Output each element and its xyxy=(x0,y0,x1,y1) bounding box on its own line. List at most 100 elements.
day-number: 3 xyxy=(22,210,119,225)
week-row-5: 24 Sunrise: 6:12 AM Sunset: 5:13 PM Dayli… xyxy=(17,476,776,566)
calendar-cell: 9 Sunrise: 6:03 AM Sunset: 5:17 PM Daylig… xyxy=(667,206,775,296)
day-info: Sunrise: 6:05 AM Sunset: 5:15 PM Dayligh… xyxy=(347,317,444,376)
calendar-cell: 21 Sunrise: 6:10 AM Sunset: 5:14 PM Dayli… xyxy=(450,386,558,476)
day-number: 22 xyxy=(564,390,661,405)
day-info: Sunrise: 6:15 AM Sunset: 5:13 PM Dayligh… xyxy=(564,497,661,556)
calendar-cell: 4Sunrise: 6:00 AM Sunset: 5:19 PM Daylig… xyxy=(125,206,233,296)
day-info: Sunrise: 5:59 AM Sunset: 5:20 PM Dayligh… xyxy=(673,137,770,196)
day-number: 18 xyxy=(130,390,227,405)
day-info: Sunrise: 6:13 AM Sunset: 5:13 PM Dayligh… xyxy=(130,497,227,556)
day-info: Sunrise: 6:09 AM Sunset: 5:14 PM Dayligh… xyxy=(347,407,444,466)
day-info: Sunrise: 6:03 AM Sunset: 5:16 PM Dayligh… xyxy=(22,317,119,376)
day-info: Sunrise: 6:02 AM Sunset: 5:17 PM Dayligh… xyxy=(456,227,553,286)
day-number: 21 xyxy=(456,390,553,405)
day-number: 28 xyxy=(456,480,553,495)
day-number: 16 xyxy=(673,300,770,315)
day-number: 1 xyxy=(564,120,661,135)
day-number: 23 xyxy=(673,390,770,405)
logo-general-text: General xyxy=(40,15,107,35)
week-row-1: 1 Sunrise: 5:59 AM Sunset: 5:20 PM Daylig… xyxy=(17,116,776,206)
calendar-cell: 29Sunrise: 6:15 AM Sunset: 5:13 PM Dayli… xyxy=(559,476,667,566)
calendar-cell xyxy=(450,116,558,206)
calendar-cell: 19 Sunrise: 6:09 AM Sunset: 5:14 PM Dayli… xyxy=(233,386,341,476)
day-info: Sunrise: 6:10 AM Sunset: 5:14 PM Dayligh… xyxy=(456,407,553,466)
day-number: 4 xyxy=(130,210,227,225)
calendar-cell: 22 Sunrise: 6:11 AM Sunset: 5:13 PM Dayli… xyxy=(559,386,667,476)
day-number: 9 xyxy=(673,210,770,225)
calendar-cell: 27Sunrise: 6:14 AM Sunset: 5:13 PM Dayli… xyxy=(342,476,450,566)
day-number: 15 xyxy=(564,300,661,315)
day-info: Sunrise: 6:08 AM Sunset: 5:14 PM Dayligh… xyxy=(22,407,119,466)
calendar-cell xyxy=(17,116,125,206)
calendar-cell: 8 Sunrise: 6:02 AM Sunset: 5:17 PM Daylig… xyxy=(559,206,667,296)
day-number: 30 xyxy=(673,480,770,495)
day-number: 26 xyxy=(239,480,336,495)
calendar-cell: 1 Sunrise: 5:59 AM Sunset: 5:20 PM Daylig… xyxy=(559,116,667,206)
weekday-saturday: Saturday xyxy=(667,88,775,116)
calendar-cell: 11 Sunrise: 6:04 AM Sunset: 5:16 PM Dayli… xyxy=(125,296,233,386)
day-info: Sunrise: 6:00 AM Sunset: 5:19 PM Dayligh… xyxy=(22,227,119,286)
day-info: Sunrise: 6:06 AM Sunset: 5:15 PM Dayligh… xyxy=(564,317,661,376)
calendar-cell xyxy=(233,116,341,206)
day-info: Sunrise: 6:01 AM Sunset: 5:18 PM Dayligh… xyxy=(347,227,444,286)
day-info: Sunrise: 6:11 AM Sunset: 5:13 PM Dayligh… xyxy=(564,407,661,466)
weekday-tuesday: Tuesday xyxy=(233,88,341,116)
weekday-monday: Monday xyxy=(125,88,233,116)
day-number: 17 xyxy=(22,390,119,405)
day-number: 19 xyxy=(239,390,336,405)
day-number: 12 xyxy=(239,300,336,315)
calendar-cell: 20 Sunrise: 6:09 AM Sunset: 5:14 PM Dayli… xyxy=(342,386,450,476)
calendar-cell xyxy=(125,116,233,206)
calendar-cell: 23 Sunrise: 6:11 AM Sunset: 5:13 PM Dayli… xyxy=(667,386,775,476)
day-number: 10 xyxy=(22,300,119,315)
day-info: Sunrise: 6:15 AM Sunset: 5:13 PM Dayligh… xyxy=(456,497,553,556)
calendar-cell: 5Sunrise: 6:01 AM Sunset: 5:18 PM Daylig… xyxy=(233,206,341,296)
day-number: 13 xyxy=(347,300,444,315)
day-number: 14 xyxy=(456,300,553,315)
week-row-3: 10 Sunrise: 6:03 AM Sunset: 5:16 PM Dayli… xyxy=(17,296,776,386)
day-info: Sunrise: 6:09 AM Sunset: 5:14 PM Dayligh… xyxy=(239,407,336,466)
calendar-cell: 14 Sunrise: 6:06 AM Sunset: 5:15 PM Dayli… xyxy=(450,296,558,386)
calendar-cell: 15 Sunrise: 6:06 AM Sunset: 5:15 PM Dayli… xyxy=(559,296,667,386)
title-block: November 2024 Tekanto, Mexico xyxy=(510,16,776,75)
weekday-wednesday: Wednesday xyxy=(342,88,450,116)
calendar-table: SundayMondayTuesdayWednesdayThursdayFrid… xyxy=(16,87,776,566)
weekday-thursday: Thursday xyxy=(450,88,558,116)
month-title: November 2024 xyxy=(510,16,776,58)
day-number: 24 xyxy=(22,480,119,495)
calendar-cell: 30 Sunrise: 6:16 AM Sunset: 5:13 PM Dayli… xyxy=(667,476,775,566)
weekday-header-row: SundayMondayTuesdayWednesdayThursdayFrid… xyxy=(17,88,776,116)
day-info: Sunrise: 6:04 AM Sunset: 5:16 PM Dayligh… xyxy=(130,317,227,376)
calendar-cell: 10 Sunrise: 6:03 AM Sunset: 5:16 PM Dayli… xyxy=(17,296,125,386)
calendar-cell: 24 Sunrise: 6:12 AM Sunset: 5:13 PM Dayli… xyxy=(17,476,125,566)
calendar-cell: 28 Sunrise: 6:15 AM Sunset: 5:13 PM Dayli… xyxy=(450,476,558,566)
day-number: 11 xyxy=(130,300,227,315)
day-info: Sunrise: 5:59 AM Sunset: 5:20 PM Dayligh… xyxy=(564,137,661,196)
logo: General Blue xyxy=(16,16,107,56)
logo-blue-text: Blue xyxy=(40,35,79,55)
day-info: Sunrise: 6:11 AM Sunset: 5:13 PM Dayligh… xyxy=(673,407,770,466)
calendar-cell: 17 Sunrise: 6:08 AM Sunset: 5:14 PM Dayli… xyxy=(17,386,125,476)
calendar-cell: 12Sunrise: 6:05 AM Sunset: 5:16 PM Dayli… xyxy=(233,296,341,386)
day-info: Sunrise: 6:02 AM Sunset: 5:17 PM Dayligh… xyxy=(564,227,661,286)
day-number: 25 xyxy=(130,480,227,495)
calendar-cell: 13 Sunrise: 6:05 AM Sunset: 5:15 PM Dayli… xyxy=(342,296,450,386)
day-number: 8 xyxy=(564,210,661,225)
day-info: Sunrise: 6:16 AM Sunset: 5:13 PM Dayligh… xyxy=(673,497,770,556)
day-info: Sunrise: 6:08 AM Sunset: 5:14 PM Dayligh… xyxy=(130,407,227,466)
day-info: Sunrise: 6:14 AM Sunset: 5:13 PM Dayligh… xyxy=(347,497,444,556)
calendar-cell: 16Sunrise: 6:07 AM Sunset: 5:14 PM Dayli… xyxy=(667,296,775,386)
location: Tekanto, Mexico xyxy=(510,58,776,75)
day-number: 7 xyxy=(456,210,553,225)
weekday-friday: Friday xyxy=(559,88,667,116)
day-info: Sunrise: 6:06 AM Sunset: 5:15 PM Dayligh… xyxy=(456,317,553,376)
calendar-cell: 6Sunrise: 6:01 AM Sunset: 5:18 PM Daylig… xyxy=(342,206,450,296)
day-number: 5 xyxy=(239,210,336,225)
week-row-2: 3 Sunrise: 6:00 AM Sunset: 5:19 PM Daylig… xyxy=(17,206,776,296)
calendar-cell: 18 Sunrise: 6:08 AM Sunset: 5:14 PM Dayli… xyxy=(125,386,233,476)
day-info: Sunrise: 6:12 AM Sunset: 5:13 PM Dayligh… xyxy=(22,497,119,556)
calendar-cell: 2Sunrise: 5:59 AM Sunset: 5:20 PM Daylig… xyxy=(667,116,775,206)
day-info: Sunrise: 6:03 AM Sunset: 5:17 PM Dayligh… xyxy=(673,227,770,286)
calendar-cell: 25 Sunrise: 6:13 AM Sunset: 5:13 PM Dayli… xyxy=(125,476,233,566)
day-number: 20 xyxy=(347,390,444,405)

→ **WHAT YOU ARE ASKED TO DO**: Render the entries as a Markdown table with columns "Line No." and "Text", with one row per line and blank lines omitted. Begin with the first line of the entries and end with the line containing "day-number: 28 xyxy=(456,480,553,495)".

→ **EXERCISE RESULT**:
| Line No. | Text |
|---|---|
| 1 | Output each element and its xyxy=(x0,y0,x1,y1) bounding box on its own line. List at most 100 elements. |
| 2 | day-number: 3 xyxy=(22,210,119,225) |
| 3 | week-row-5: 24 Sunrise: 6:12 AM Sunset: 5:13 PM Dayli… xyxy=(17,476,776,566) |
| 4 | calendar-cell: 9 Sunrise: 6:03 AM Sunset: 5:17 PM Daylig… xyxy=(667,206,775,296) |
| 5 | day-info: Sunrise: 6:05 AM Sunset: 5:15 PM Dayligh… xyxy=(347,317,444,376) |
| 6 | calendar-cell: 21 Sunrise: 6:10 AM Sunset: 5:14 PM Dayli… xyxy=(450,386,558,476) |
| 7 | day-number: 22 xyxy=(564,390,661,405) |
| 8 | day-info: Sunrise: 6:15 AM Sunset: 5:13 PM Dayligh… xyxy=(564,497,661,556) |
| 9 | calendar-cell: 4Sunrise: 6:00 AM Sunset: 5:19 PM Daylig… xyxy=(125,206,233,296) |
| 10 | day-info: Sunrise: 5:59 AM Sunset: 5:20 PM Dayligh… xyxy=(673,137,770,196) |
| 11 | day-number: 18 xyxy=(130,390,227,405) |
| 12 | day-info: Sunrise: 6:13 AM Sunset: 5:13 PM Dayligh… xyxy=(130,497,227,556) |
| 13 | day-info: Sunrise: 6:09 AM Sunset: 5:14 PM Dayligh… xyxy=(347,407,444,466) |
| 14 | day-info: Sunrise: 6:03 AM Sunset: 5:16 PM Dayligh… xyxy=(22,317,119,376) |
| 15 | day-info: Sunrise: 6:02 AM Sunset: 5:17 PM Dayligh… xyxy=(456,227,553,286) |
| 16 | day-number: 21 xyxy=(456,390,553,405) |
| 17 | day-number: 28 xyxy=(456,480,553,495) |